>> Start
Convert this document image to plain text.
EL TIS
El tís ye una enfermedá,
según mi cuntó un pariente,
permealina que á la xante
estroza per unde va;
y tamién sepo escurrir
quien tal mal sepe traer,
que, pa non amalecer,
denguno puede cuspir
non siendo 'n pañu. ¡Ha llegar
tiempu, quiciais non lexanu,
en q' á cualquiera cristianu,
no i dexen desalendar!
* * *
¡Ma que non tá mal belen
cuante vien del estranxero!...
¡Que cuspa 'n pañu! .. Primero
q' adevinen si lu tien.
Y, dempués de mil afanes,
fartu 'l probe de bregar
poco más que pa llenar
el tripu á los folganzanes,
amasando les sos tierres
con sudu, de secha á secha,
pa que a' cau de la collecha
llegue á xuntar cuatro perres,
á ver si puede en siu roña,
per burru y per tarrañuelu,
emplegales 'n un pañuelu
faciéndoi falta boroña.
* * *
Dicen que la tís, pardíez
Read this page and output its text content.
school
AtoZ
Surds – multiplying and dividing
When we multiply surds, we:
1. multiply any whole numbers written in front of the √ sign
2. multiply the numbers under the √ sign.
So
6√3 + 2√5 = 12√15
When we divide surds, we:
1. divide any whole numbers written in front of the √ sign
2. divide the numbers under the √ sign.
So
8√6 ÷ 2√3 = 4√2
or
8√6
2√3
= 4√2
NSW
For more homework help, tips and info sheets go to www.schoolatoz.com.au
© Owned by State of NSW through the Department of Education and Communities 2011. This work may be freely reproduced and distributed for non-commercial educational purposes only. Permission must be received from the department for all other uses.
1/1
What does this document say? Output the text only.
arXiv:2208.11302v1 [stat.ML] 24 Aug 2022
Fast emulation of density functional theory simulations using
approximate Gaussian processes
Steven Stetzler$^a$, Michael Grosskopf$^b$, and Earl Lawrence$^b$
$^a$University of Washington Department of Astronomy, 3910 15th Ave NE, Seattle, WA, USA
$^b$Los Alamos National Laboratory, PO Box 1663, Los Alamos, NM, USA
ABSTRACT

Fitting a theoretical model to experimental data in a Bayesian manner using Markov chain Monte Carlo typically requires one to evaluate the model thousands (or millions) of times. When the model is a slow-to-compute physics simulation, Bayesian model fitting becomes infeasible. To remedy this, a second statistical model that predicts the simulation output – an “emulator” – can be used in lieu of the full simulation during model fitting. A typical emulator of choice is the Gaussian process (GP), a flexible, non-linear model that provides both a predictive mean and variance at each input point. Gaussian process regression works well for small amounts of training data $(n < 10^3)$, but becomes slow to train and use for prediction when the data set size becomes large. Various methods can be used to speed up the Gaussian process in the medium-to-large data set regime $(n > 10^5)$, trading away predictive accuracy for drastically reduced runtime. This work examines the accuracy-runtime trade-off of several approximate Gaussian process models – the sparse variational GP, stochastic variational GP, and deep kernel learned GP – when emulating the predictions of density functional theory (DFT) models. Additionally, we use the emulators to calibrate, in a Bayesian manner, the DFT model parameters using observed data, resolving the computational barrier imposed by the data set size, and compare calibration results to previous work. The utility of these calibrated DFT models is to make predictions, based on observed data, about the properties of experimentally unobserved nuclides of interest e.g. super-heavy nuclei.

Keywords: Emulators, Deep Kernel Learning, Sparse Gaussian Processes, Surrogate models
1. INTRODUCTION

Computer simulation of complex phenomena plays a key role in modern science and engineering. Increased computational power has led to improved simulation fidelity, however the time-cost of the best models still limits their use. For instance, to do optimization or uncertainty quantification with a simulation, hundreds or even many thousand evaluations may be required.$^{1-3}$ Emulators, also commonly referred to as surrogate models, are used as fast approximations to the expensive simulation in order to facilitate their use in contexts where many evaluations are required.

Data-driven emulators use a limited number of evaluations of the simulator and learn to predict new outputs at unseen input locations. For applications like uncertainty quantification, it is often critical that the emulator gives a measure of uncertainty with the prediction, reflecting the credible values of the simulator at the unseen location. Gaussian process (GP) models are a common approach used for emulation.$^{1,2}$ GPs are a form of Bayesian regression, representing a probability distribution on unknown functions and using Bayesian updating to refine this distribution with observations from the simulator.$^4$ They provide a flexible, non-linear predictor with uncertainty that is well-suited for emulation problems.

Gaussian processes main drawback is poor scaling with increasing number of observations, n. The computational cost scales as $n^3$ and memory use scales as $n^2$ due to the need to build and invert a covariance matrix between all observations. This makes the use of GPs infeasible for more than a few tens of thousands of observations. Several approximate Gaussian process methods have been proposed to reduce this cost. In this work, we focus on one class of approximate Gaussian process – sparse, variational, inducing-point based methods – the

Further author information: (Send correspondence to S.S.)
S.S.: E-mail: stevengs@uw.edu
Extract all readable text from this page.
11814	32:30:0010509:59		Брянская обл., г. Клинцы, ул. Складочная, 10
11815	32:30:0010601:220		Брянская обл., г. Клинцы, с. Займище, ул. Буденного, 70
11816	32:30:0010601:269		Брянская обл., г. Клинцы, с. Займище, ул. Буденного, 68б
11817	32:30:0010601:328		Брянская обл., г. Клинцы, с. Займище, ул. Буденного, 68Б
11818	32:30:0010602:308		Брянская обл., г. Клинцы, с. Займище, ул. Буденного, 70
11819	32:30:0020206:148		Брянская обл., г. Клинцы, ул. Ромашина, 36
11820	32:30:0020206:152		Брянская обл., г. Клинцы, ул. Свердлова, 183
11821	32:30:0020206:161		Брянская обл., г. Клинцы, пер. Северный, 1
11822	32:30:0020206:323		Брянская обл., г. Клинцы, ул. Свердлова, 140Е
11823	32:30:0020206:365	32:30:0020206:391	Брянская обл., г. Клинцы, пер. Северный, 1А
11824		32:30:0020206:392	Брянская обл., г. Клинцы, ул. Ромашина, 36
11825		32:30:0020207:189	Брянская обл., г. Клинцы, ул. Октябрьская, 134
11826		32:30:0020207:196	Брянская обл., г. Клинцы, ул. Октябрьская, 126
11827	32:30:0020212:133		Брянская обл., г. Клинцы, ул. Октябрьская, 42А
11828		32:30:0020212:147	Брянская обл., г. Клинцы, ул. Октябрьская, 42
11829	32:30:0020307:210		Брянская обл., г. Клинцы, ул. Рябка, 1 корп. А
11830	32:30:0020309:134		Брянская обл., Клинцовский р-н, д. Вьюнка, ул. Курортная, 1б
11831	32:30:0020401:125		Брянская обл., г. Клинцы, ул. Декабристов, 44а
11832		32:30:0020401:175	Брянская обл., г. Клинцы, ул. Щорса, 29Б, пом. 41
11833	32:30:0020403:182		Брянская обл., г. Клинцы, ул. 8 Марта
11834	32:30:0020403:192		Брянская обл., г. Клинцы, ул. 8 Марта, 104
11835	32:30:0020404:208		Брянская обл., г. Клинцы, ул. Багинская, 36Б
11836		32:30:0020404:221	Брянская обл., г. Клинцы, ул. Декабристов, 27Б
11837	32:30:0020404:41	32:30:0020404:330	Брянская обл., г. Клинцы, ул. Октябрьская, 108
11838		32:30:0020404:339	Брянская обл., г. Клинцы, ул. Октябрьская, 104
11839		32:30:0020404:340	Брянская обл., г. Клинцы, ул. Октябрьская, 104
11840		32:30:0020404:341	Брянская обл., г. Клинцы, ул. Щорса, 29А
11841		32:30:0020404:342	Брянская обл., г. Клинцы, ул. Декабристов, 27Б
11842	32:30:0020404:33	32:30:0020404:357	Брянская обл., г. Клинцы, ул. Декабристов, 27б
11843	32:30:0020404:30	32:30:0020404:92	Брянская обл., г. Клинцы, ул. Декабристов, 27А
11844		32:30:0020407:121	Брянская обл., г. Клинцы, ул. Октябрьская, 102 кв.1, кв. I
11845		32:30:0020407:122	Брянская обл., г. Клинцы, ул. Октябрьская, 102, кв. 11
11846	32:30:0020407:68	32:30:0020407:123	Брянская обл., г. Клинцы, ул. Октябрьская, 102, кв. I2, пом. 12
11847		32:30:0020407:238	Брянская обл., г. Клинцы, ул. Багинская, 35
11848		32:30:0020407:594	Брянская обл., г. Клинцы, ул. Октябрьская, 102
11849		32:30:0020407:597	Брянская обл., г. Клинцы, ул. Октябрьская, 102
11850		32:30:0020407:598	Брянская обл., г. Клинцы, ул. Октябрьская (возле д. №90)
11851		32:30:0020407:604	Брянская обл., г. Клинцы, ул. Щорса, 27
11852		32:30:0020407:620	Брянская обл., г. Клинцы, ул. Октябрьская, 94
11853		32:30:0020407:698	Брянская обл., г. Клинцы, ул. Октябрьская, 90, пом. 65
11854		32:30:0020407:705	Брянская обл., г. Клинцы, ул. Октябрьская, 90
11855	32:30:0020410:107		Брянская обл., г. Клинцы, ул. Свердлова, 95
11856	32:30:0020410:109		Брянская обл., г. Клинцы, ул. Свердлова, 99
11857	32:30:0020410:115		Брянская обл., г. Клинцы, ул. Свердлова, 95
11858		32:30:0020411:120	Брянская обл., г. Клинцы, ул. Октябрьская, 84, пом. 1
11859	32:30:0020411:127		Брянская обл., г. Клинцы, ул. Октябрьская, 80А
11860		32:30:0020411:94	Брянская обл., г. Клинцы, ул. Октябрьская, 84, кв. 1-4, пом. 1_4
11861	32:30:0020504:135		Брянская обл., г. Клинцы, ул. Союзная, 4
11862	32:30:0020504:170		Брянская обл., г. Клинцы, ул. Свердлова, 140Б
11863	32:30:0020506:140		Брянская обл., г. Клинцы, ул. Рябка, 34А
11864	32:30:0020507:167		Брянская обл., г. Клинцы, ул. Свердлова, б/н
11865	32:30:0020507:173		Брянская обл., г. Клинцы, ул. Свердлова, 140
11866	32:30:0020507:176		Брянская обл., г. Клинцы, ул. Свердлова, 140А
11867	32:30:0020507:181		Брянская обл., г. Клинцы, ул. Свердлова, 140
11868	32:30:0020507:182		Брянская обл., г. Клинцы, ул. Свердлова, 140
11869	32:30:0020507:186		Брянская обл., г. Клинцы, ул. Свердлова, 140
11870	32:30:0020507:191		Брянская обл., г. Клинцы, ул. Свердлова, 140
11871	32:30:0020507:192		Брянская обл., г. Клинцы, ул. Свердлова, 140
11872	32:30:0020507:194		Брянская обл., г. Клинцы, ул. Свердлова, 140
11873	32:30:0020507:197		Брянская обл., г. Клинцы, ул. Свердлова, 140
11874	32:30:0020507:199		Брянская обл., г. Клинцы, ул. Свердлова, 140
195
>> End
*TASK STATEMENT*: Find each line with the string "from" and copy it out.

*SOLUTION FOR THIS PROBLEM*:
© Owned by State of NSW through the Department of Education and Communities 2011. This work may be freely reproduced and distributed for non-commercial educational purposes only. Permission must be received from the department for all other uses.
Data-driven emulators use a limited number of evaluations of the simulator and learn to predict new outputs at unseen input locations. For applications like uncertainty quantification, it is often critical that the emulator gives a measure of uncertainty with the prediction, reflecting the credible values of the simulator at the unseen location. Gaussian process (GP) models are a common approach used for emulation.$^{1,2}$ GPs are a form of Bayesian regression, representing a probability distribution on unknown functions and using Bayesian updating to refine this distribution with observations from the simulator.$^4$ They provide a flexible, non-linear predictor with uncertainty that is well-suited for emulation problems.
Extract all readable text from this page.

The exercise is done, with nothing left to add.